┌─ Data provided

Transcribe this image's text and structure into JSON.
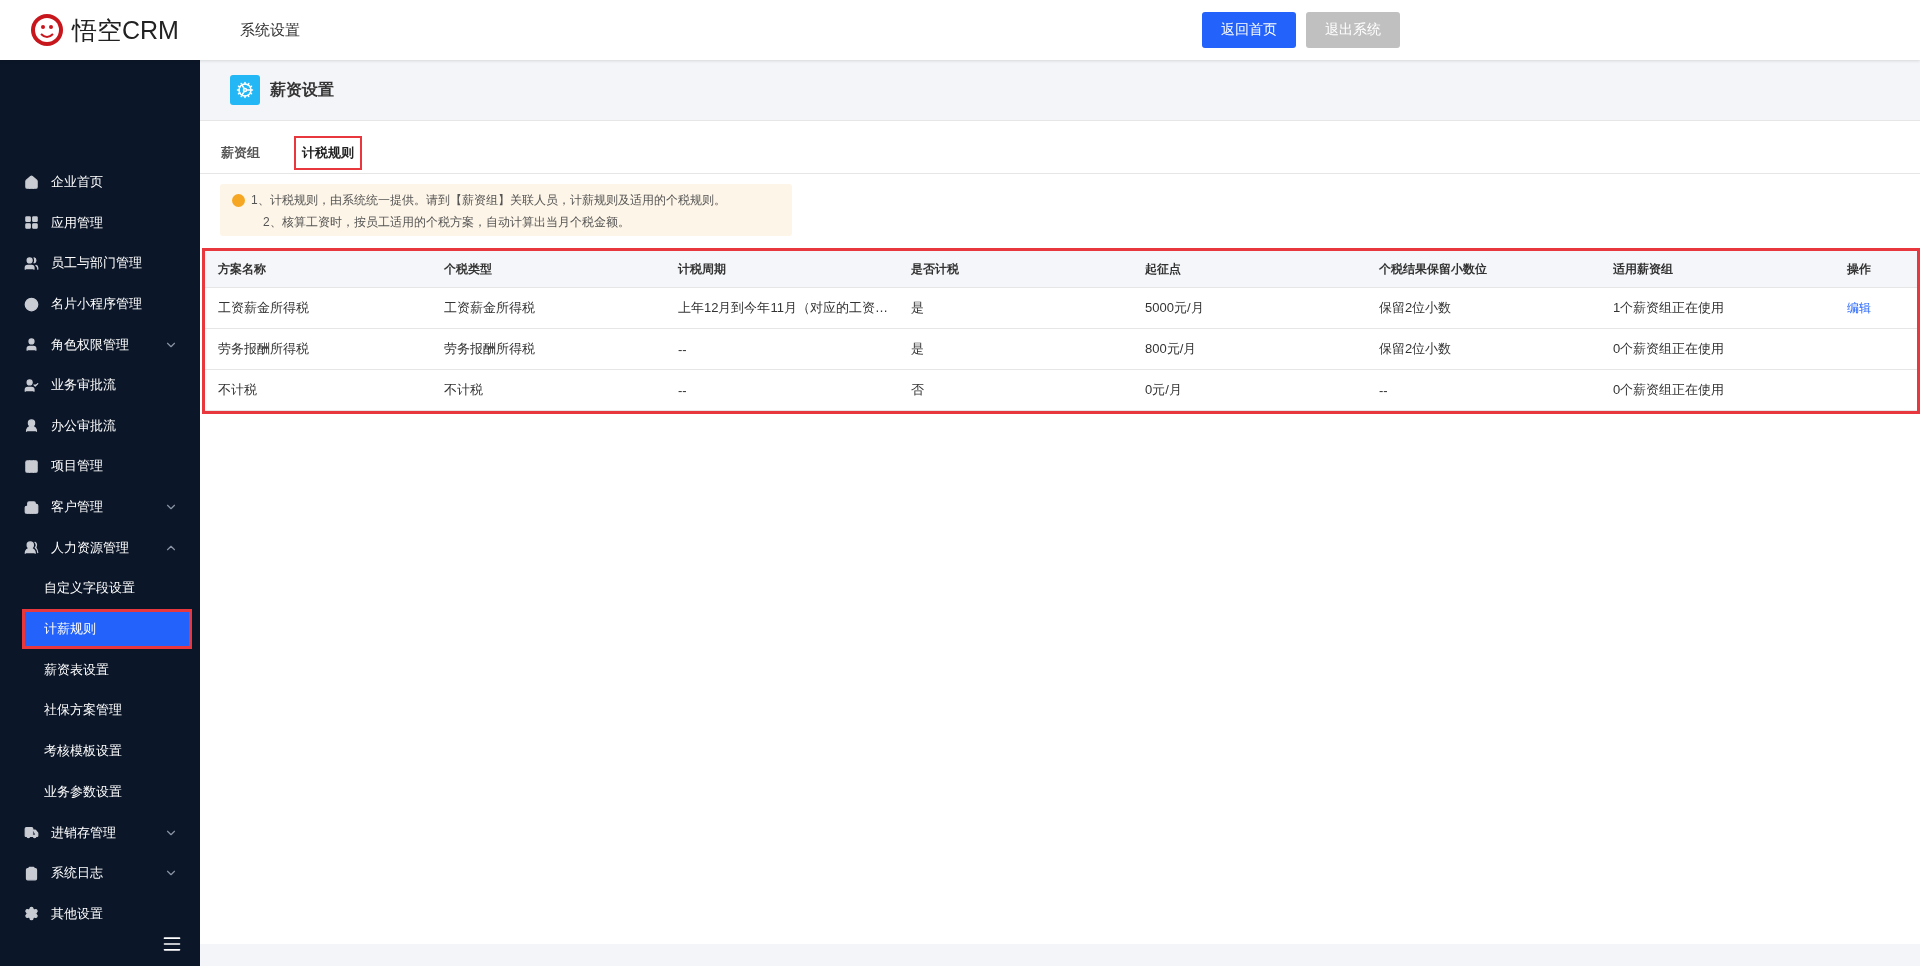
{
  "header": {
    "logo_text": "悟空CRM",
    "title": "系统设置",
    "buttons": [
      {
        "label": "返回首页",
        "kind": "primary"
      },
      {
        "label": "退出系统",
        "kind": "disabled"
      }
    ]
  },
  "sidebar": {
    "items": [
      {
        "label": "企业首页"
      },
      {
        "label": "应用管理"
      },
      {
        "label": "员工与部门管理"
      },
      {
        "label": "名片小程序管理"
      },
      {
        "label": "角色权限管理",
        "expanded": false
      },
      {
        "label": "业务审批流"
      },
      {
        "label": "办公审批流"
      },
      {
        "label": "项目管理"
      },
      {
        "label": "客户管理",
        "expanded": false
      },
      {
        "label": "人力资源管理",
        "expanded": true,
        "children": [
          {
            "label": "自定义字段设置",
            "selected": false,
            "highlighted": false
          },
          {
            "label": "计薪规则",
            "selected": true,
            "highlighted": true
          },
          {
            "label": "薪资表设置",
            "selected": false,
            "highlighted": false
          },
          {
            "label": "社保方案管理",
            "selected": false,
            "highlighted": false
          },
          {
            "label": "考核模板设置",
            "selected": false,
            "highlighted": false
          },
          {
            "label": "业务参数设置",
            "selected": false,
            "highlighted": false
          }
        ]
      },
      {
        "label": "进销存管理",
        "expanded": false
      },
      {
        "label": "系统日志",
        "expanded": false
      },
      {
        "label": "其他设置"
      }
    ]
  },
  "page": {
    "title": "薪资设置",
    "tabs": [
      {
        "label": "薪资组",
        "selected": false,
        "highlighted": false
      },
      {
        "label": "计税规则",
        "selected": true,
        "highlighted": true
      }
    ],
    "notice": [
      "1、计税规则，由系统统一提供。请到【薪资组】关联人员，计薪规则及适用的个税规则。",
      "2、核算工资时，按员工适用的个税方案，自动计算出当月个税金额。"
    ],
    "table": {
      "highlighted": true,
      "columns": [
        "方案名称",
        "个税类型",
        "计税周期",
        "是否计税",
        "起征点",
        "个税结果保留小数位",
        "适用薪资组",
        "操作"
      ],
      "rows": [
        {
          "cells": [
            "工资薪金所得税",
            "工资薪金所得税",
            "上年12月到今年11月（对应的工资…",
            "是",
            "5000元/月",
            "保留2位小数",
            "1个薪资组正在使用"
          ],
          "action": "编辑"
        },
        {
          "cells": [
            "劳务报酬所得税",
            "劳务报酬所得税",
            "--",
            "是",
            "800元/月",
            "保留2位小数",
            "0个薪资组正在使用"
          ]
        },
        {
          "cells": [
            "不计税",
            "不计税",
            "--",
            "否",
            "0元/月",
            "--",
            "0个薪资组正在使用"
          ]
        }
      ]
    }
  }
}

└─

**Exercise**
The data should be printed again unchanged; leave its pictures out.

**Finished answer**
Transcribe this image's text and structure into JSON.
{
  "header": {
    "logo_text": "悟空CRM",
    "title": "系统设置",
    "buttons": [
      {
        "label": "返回首页",
        "kind": "primary"
      },
      {
        "label": "退出系统",
        "kind": "disabled"
      }
    ]
  },
  "sidebar": {
    "items": [
      {
        "label": "企业首页"
      },
      {
        "label": "应用管理"
      },
      {
        "label": "员工与部门管理"
      },
      {
        "label": "名片小程序管理"
      },
      {
        "label": "角色权限管理",
        "expanded": false
      },
      {
        "label": "业务审批流"
      },
      {
        "label": "办公审批流"
      },
      {
        "label": "项目管理"
      },
      {
        "label": "客户管理",
        "expanded": false
      },
      {
        "label": "人力资源管理",
        "expanded": true,
        "children": [
          {
            "label": "自定义字段设置",
            "selected": false,
            "highlighted": false
          },
          {
            "label": "计薪规则",
            "selected": true,
            "highlighted": true
          },
          {
            "label": "薪资表设置",
            "selected": false,
            "highlighted": false
          },
          {
            "label": "社保方案管理",
            "selected": false,
            "highlighted": false
          },
          {
            "label": "考核模板设置",
            "selected": false,
            "highlighted": false
          },
          {
            "label": "业务参数设置",
            "selected": false,
            "highlighted": false
          }
        ]
      },
      {
        "label": "进销存管理",
        "expanded": false
      },
      {
        "label": "系统日志",
        "expanded": false
      },
      {
        "label": "其他设置"
      }
    ]
  },
  "page": {
    "title": "薪资设置",
    "tabs": [
      {
        "label": "薪资组",
        "selected": false,
        "highlighted": false
      },
      {
        "label": "计税规则",
        "selected": true,
        "highlighted": true
      }
    ],
    "notice": [
      "1、计税规则，由系统统一提供。请到【薪资组】关联人员，计薪规则及适用的个税规则。",
      "2、核算工资时，按员工适用的个税方案，自动计算出当月个税金额。"
    ],
    "table": {
      "highlighted": true,
      "columns": [
        "方案名称",
        "个税类型",
        "计税周期",
        "是否计税",
        "起征点",
        "个税结果保留小数位",
        "适用薪资组",
        "操作"
      ],
      "rows": [
        {
          "cells": [
            "工资薪金所得税",
            "工资薪金所得税",
            "上年12月到今年11月（对应的工资…",
            "是",
            "5000元/月",
            "保留2位小数",
            "1个薪资组正在使用"
          ],
          "action": "编辑"
        },
        {
          "cells": [
            "劳务报酬所得税",
            "劳务报酬所得税",
            "--",
            "是",
            "800元/月",
            "保留2位小数",
            "0个薪资组正在使用"
          ]
        },
        {
          "cells": [
            "不计税",
            "不计税",
            "--",
            "否",
            "0元/月",
            "--",
            "0个薪资组正在使用"
          ]
        }
      ]
    }
  }
}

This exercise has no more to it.